(begin)

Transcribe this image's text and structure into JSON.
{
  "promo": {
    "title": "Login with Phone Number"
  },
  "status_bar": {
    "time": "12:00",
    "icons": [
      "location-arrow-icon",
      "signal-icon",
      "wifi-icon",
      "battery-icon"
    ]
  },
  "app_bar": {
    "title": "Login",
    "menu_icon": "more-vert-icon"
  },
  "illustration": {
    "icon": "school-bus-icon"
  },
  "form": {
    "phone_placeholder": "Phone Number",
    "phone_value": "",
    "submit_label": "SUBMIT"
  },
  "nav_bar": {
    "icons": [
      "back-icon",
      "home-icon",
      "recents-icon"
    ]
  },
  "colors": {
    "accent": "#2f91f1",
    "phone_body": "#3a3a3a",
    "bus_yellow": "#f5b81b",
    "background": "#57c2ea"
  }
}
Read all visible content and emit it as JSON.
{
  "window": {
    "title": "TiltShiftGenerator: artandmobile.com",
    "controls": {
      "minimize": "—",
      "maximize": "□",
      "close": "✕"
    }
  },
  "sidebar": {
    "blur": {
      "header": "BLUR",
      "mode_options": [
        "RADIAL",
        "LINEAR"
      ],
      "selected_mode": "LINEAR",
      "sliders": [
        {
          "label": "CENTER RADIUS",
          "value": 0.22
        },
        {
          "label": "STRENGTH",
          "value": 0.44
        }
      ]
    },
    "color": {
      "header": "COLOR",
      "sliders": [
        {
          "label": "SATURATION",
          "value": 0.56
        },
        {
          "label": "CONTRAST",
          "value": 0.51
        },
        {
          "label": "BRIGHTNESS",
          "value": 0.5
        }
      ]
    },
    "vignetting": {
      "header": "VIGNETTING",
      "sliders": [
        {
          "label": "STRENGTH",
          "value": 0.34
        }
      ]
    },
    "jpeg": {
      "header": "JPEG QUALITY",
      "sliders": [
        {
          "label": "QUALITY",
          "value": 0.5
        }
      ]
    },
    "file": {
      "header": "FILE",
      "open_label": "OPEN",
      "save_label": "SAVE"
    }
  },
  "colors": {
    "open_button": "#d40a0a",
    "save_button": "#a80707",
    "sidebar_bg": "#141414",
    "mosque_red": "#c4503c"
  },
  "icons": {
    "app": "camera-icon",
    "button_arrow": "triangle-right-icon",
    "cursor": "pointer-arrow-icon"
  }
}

(end)

--- What to produce ---
Collect the lines of the data that carry the word "JSON".

--- Correct output ---
Transcribe this image's text and structure into JSON.
Read all visible content and emit it as JSON.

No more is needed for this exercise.